RustOS: A Microkernel Built in Rust
RustOS is designed as a simplistic operating system for the x86_64 architecture for educational purposes. It is built from the ground up in Rust and avoids the standard library (no_std) to interface directly with x86_64 hardware. It uses the Limine bootloader and supports basic features such as preemptive multitasking, memory management, and a custom FAT32 filesystem driver.
Technical Stack
- Languages: Rust (Nightly), x86_64 Assembly
- Bootloader: Limine
- Development Tools: Cargo, QEMU (for testing), custom Makefile
How I went about building RustOS
And how you can build your own OS too
To start out I decided what programming language I would use. I went with Rust as it is fast memory safe, and I wanted to improve my skills with this language. Next I used a lot of online resources to learn about OS development. I found the OSDev Wiki to be incredibly helpful. From there I picked Limine as the bootloader. I then set up QEMU to test the kernel. As well I used make to automate the process of building and running the kernel.
When starting out the hardest part is having little to no feedback for what is happening. Therefore I tried to get the framebuffer working first. To do this I ported over the Drawing In a Linear Framebuffer tutorial from the OSDev Wiki to Rust.
Once this was working it was very helpful as I could now see what was happening in the kernel. I also implemented serial communication and a logger to help with debugging.
// Writing a byte to the serial port
unsafe {
core::arch::asm!(
"out dx, al",
in("dx") SERIAL_PORT,
in("al") byte,
options(nomem, nostack, preserves_flags)
);
}
Once this was implemented I wanted to get the keyboard working. However like all things in OS development it was not nearly as simple as I had hoped. What I was missing was the interrupt descriptor table (IDT). This handles all the interrupts for the CPU.

Given entries
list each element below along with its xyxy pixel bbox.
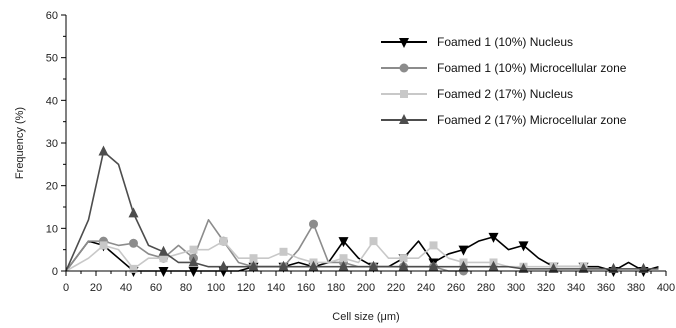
data-point — [99, 241, 108, 250]
y-tick-label: 60 — [46, 10, 58, 22]
data-point — [339, 254, 348, 263]
y-tick-label: 40 — [46, 95, 58, 107]
x-tick-label: 0 — [63, 282, 69, 294]
x-tick-label: 320 — [537, 282, 555, 294]
data-point — [458, 245, 469, 256]
data-point — [158, 267, 169, 277]
x-tick-label: 80 — [180, 282, 192, 294]
data-point — [338, 237, 349, 248]
data-point — [518, 262, 529, 273]
data-point — [248, 260, 259, 271]
x-tick-label: 120 — [237, 282, 255, 294]
series-line — [65, 236, 659, 272]
plot-area — [65, 145, 659, 277]
data-point — [278, 260, 289, 271]
data-point — [338, 260, 349, 271]
data-point — [129, 238, 138, 248]
y-tick-label: 0 — [52, 266, 58, 278]
data-point — [608, 262, 619, 273]
data-point — [188, 256, 199, 267]
data-point — [638, 262, 649, 273]
series-3 — [65, 237, 588, 273]
legend-entry: Foamed 1 (10%) Microcellular zone — [381, 61, 627, 75]
y-tick-label: 30 — [46, 138, 58, 150]
legend-label: Foamed 2 (17%) Microcellular zone — [437, 113, 627, 127]
x-tick-label: 200 — [357, 282, 375, 294]
legend-marker — [399, 63, 409, 73]
x-axis-title: Cell size (μm) — [332, 311, 399, 323]
x-tick-label: 260 — [447, 282, 465, 294]
data-point — [578, 262, 589, 273]
y-tick-label: 10 — [46, 223, 58, 235]
data-point — [98, 145, 109, 156]
x-tick-label: 140 — [267, 282, 285, 294]
y-tick-label: 20 — [46, 181, 58, 193]
x-tick-label: 360 — [597, 282, 615, 294]
legend: Foamed 1 (10%) Nucleus Foamed 1 (10%) Mic… — [381, 35, 627, 127]
x-tick-label: 220 — [387, 282, 405, 294]
y-tick-label: 50 — [46, 53, 58, 65]
y-axis-title: Frequency (%) — [14, 107, 26, 179]
x-tick-label: 20 — [90, 282, 102, 294]
x-tick-label: 340 — [567, 282, 585, 294]
data-point — [128, 207, 139, 218]
legend-label: Foamed 2 (17%) Nucleus — [437, 87, 573, 101]
x-tick-label: 240 — [417, 282, 435, 294]
legend-label: Foamed 1 (10%) Microcellular zone — [437, 61, 627, 75]
data-point — [488, 260, 499, 271]
data-point — [518, 241, 529, 252]
series-line — [65, 240, 584, 272]
data-point — [548, 262, 559, 273]
data-point — [158, 245, 169, 256]
legend-marker — [399, 114, 409, 124]
axes: 0 10 20 30 40 50 60 0 20 40 60 80 100 120 140 160 180 200… — [14, 10, 675, 323]
data-point — [219, 237, 228, 246]
x-tick-label: 160 — [297, 282, 315, 294]
series-line — [65, 150, 659, 272]
x-tick-label: 180 — [327, 282, 345, 294]
data-point — [129, 264, 138, 273]
legend-entry: Foamed 1 (10%) Nucleus — [381, 35, 573, 49]
data-point — [309, 219, 318, 229]
x-tick-label: 280 — [477, 282, 495, 294]
data-point — [399, 254, 408, 263]
legend-marker — [399, 38, 409, 48]
data-point — [488, 232, 499, 243]
series-4 — [65, 145, 659, 273]
data-point — [159, 254, 168, 263]
x-tick-label: 40 — [120, 282, 132, 294]
x-tick-label: 300 — [507, 282, 525, 294]
data-point — [429, 241, 438, 250]
data-point — [458, 260, 469, 271]
x-tick-label: 380 — [627, 282, 645, 294]
data-point — [369, 237, 378, 246]
data-point — [279, 247, 288, 256]
x-tick-label: 400 — [657, 282, 675, 294]
x-tick-label: 60 — [150, 282, 162, 294]
data-point — [428, 260, 439, 271]
legend-entry: Foamed 2 (17%) Microcellular zone — [381, 113, 627, 127]
data-point — [308, 260, 319, 271]
data-point — [218, 260, 229, 271]
data-point — [368, 260, 379, 271]
legend-label: Foamed 1 (10%) Nucleus — [437, 35, 573, 49]
data-point — [189, 245, 198, 254]
data-point — [249, 254, 258, 263]
x-tick-label: 100 — [207, 282, 225, 294]
data-point — [188, 267, 199, 277]
legend-entry: Foamed 2 (17%) Nucleus — [381, 87, 573, 101]
data-point — [398, 260, 409, 271]
legend-marker — [400, 90, 408, 98]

Task requirements
1 > According to the RustOS write-up, why did the author get the framebuffer working before other features?
2 > Reproduce the part of the RustOS write-up that begins with the words containing "When starting out" and ends with "for the CPU.".

Responses per task
1 > The author says the hardest part at the start is having little to no feedback about what is happening, so they made the framebuffer work first. Once it worked, they could see what was happening in the kernel.

2 >
When starting out the hardest part is having little to no feedback for what is happening. Therefore I tried to get the framebuffer working first. To do this I ported over the Drawing In a Linear Framebuffer tutorial from the OSDev Wiki to Rust.
Once this was working it was very helpful as I could now see what was happening in the kernel. I also implemented serial communication and a logger to help with debugging.
// Writing a byte to the serial port
unsafe {
core::arch::asm!(
"out dx, al",
in("dx") SERIAL_PORT,
in("al") byte,
options(nomem, nostack, preserves_flags)
);
}
Once this was implemented I wanted to get the keyboard working. However like all things in OS development it was not nearly as simple as I had hoped. What I was missing was the interrupt descriptor table (IDT). This handles all the interrupts for the CPU.